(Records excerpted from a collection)
---------------

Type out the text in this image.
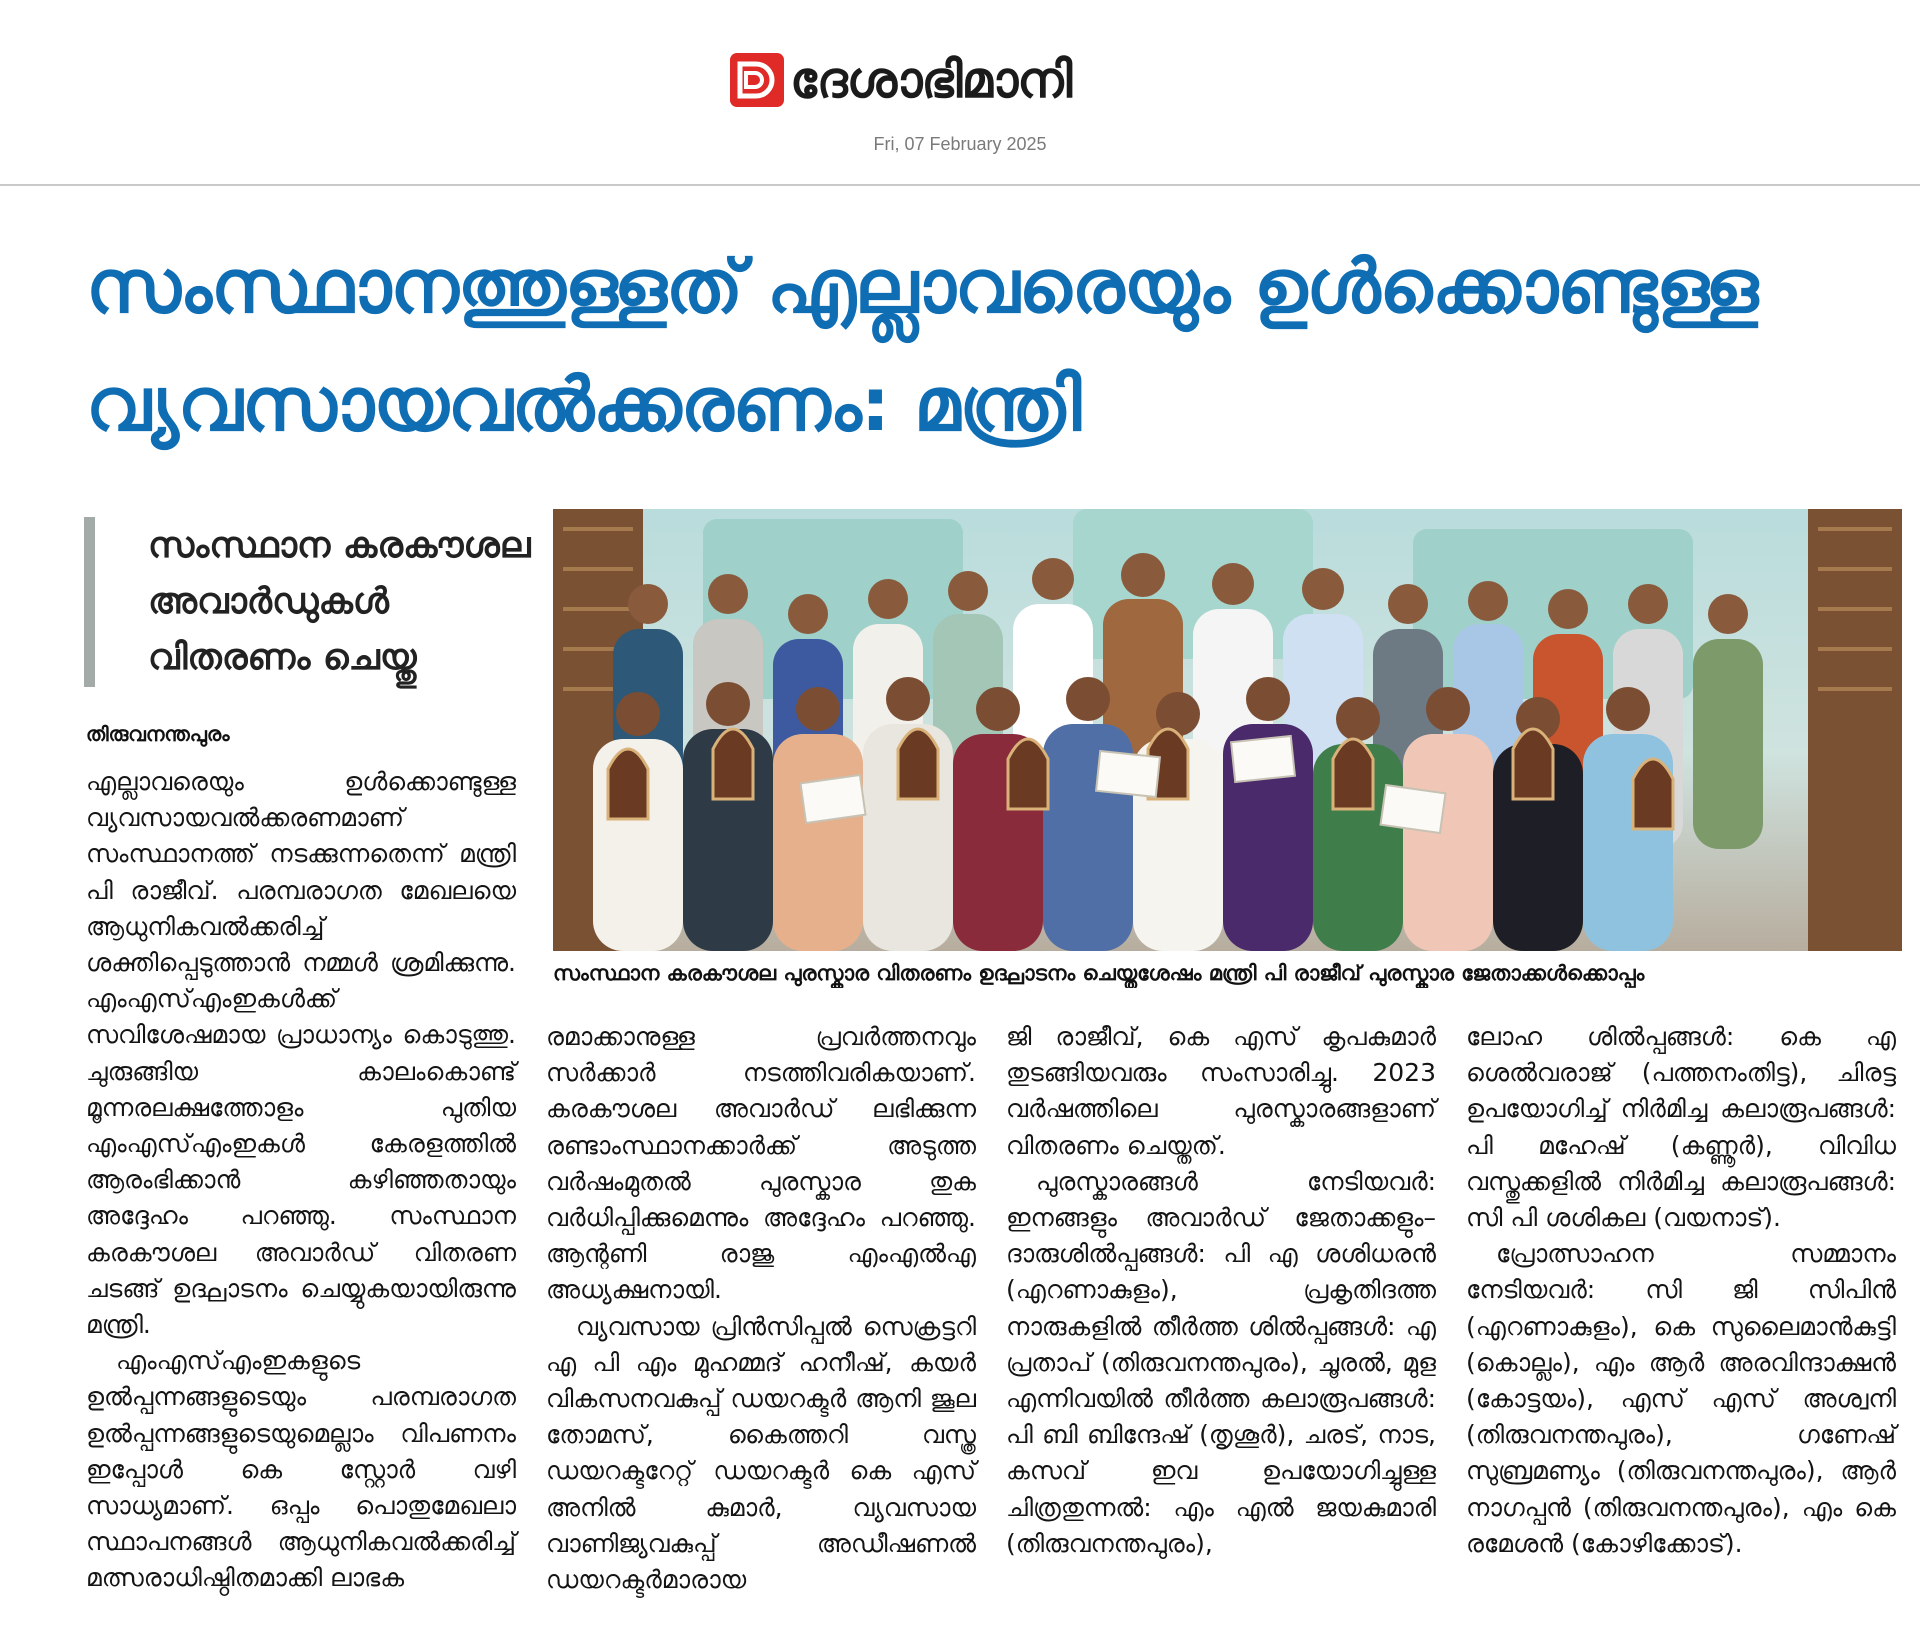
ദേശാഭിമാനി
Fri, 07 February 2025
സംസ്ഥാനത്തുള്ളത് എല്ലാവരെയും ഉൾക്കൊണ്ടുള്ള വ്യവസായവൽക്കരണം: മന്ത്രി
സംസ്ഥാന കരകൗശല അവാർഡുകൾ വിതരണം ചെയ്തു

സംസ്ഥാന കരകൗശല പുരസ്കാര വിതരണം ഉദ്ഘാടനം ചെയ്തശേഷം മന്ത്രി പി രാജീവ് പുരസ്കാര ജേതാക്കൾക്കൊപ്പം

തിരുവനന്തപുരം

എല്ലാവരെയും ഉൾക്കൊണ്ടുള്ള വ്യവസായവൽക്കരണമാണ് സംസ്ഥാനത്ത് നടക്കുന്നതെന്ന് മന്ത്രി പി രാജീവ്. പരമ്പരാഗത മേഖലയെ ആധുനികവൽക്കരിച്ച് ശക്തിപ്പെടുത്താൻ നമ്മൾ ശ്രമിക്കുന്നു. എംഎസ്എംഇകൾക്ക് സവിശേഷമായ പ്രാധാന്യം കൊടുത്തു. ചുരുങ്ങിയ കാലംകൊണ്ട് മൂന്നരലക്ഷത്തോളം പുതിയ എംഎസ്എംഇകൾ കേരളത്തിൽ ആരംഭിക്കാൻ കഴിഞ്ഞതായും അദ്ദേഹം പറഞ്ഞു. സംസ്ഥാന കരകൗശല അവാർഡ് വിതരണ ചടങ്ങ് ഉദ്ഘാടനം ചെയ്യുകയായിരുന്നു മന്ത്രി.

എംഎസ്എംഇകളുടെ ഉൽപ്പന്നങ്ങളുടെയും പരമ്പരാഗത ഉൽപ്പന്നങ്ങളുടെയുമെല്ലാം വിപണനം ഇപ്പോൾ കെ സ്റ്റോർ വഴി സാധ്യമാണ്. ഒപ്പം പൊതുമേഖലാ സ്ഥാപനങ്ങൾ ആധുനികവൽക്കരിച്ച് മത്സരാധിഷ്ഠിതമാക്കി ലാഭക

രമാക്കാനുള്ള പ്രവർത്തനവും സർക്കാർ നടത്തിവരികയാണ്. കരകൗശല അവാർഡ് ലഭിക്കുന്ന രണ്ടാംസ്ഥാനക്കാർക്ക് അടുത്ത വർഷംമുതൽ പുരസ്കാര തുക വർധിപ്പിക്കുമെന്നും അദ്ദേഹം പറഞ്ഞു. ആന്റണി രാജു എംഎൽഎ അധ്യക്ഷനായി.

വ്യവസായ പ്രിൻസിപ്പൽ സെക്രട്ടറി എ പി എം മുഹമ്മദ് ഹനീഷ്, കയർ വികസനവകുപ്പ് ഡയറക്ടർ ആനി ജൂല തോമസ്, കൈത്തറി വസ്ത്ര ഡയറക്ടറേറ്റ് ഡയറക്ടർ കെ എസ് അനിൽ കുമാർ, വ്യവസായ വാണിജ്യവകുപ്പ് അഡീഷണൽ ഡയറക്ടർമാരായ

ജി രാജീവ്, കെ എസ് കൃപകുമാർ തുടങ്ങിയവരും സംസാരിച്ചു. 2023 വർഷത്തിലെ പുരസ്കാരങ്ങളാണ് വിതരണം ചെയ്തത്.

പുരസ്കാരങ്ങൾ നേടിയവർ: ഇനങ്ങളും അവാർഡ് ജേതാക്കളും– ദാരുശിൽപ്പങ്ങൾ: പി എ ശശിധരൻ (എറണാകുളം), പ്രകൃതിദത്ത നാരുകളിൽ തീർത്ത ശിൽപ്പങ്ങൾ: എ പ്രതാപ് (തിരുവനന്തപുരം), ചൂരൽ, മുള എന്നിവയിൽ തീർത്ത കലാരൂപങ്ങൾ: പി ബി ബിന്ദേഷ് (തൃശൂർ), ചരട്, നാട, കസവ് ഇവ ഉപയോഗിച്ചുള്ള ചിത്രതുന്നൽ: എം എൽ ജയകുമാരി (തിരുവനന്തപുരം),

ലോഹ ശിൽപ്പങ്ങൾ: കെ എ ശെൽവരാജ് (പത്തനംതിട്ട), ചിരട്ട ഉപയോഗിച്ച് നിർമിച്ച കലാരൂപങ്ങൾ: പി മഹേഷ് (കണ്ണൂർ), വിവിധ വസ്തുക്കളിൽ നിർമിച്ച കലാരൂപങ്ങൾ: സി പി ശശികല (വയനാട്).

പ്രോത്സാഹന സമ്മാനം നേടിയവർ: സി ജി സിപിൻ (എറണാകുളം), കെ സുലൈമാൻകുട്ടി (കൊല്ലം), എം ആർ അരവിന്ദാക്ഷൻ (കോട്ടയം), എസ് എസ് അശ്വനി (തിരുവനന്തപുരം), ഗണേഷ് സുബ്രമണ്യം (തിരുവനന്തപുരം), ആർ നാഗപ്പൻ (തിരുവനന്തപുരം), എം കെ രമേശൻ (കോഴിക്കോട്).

---------------

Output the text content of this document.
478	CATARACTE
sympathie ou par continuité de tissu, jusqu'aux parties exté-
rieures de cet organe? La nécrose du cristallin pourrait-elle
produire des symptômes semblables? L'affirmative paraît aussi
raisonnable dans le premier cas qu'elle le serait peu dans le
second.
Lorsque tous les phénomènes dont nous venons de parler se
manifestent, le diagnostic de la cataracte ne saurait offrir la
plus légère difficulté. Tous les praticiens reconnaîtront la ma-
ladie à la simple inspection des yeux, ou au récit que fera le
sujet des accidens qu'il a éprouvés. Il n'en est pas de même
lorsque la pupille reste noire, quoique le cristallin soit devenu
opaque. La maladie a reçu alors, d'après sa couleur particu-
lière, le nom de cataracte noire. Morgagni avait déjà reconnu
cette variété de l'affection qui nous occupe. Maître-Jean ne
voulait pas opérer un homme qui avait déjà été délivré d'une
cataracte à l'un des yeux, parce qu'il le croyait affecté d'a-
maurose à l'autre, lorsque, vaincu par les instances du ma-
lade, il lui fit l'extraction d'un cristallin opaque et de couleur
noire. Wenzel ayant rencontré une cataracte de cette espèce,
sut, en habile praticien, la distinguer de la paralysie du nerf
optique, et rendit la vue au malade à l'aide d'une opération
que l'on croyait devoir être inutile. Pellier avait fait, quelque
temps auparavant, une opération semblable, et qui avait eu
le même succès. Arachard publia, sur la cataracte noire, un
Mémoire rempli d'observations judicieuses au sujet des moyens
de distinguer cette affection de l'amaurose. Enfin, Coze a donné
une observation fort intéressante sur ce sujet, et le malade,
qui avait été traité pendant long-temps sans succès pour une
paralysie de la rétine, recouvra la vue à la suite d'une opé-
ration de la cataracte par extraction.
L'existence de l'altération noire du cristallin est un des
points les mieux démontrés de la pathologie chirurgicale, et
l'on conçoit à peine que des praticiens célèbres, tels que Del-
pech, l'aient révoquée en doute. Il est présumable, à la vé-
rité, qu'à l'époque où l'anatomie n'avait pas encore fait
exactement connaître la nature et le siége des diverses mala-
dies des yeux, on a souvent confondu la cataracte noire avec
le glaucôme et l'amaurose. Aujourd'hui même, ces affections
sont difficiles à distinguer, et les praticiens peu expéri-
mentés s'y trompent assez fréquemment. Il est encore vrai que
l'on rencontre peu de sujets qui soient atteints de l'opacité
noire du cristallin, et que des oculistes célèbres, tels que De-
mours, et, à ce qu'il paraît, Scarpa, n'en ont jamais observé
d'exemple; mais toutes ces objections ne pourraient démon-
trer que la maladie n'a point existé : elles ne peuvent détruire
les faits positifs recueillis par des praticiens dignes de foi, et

---------------

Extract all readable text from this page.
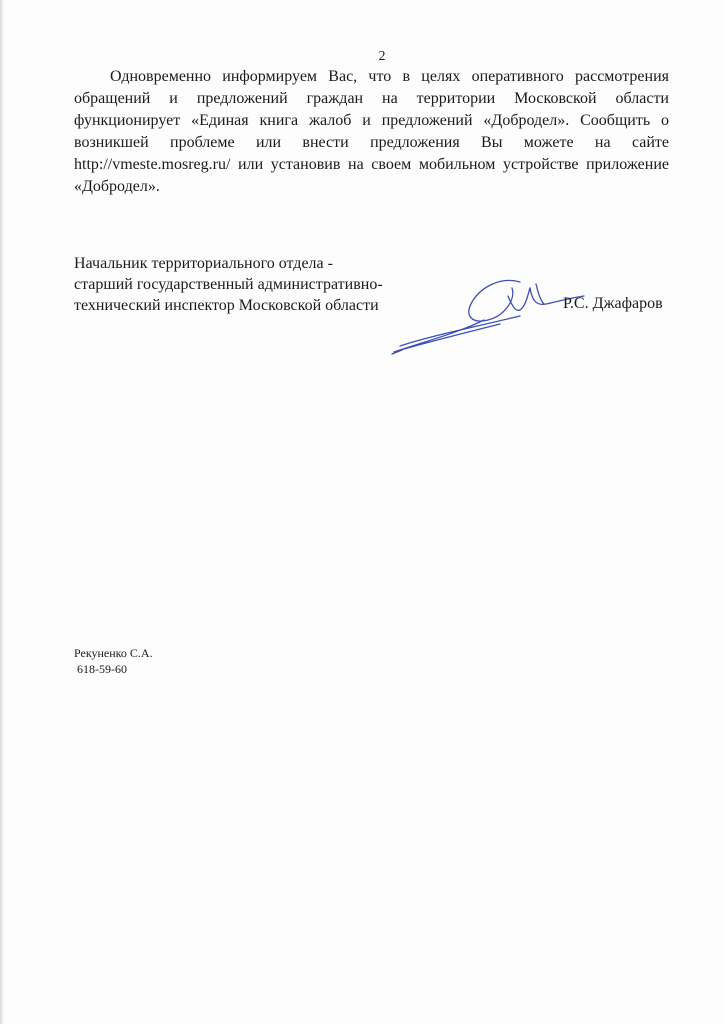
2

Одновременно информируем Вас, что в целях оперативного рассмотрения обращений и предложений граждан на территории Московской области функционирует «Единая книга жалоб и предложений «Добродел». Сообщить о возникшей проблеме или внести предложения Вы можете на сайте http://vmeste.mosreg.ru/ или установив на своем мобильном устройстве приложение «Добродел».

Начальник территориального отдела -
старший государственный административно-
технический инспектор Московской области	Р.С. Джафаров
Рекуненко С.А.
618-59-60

---------------

Goal of the exercise :: Select every line where the word "extraction" occurs.

Full response ::
lade, il lui fit l'extraction d'un cristallin opaque et de couleur
ration de la cataracte par extraction.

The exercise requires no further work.